§ RECORDED INFORMATION
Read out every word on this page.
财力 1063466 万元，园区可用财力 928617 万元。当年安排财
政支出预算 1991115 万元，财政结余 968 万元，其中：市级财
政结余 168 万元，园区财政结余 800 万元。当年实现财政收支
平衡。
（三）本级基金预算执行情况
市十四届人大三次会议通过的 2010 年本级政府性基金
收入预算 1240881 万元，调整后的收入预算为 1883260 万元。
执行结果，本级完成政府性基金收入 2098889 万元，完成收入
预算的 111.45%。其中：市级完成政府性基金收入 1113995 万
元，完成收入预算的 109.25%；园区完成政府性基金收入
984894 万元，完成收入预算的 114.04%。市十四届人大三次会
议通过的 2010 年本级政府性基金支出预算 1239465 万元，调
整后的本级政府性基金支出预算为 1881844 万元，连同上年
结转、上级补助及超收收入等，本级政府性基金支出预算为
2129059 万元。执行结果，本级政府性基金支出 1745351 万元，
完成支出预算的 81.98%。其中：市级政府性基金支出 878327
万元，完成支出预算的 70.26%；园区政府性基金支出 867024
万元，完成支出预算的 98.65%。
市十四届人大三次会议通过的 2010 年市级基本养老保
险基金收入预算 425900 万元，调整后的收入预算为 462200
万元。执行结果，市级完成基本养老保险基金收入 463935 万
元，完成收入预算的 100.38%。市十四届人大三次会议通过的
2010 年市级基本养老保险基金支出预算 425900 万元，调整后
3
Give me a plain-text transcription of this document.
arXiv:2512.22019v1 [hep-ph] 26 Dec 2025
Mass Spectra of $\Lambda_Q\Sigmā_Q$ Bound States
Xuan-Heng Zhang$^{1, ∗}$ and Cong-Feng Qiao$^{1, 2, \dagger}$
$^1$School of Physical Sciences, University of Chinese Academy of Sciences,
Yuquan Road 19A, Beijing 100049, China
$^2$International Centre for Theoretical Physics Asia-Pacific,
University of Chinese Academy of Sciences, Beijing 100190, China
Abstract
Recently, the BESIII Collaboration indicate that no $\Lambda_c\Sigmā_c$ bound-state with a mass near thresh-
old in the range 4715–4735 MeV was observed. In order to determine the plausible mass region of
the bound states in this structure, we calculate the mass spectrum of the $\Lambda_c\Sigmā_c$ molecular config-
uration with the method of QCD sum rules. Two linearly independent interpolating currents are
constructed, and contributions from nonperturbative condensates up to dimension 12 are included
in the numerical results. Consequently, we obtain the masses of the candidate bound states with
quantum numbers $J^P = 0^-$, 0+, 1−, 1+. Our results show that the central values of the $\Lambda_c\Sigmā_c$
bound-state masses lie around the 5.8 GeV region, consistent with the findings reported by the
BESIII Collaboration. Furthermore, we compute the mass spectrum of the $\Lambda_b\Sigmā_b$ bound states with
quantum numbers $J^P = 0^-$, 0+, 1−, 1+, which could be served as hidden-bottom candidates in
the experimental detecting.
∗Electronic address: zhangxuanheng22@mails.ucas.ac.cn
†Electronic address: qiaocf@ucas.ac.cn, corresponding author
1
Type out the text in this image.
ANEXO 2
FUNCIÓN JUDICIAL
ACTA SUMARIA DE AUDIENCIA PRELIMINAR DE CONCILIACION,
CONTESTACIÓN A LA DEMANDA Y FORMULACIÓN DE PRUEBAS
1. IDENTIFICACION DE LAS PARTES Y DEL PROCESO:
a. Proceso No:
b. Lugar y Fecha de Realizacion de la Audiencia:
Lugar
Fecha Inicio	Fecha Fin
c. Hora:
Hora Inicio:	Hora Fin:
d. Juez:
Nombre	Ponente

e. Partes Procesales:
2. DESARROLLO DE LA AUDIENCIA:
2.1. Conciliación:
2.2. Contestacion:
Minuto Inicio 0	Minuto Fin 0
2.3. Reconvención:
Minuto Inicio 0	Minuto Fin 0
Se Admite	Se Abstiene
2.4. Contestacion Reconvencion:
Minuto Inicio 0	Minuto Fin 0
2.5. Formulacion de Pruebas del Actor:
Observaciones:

§ TASK PROMPT
Only those lines running from the one containing "Type out the text in this image." through the last line of the data above are to be copied, exactly, with both ends included.

§ RESPONSE
Type out the text in this image.
ANEXO 2
FUNCIÓN JUDICIAL
ACTA SUMARIA DE AUDIENCIA PRELIMINAR DE CONCILIACION,
CONTESTACIÓN A LA DEMANDA Y FORMULACIÓN DE PRUEBAS
1. IDENTIFICACION DE LAS PARTES Y DEL PROCESO:
a. Proceso No:
b. Lugar y Fecha de Realizacion de la Audiencia:
Lugar
Fecha Inicio	Fecha Fin
c. Hora:
Hora Inicio:	Hora Fin:
d. Juez:
Nombre	Ponente

e. Partes Procesales:
2. DESARROLLO DE LA AUDIENCIA:
2.1. Conciliación:
2.2. Contestacion:
Minuto Inicio 0	Minuto Fin 0
2.3. Reconvención:
Minuto Inicio 0	Minuto Fin 0
Se Admite	Se Abstiene
2.4. Contestacion Reconvencion:
Minuto Inicio 0	Minuto Fin 0
2.5. Formulacion de Pruebas del Actor:
Observaciones:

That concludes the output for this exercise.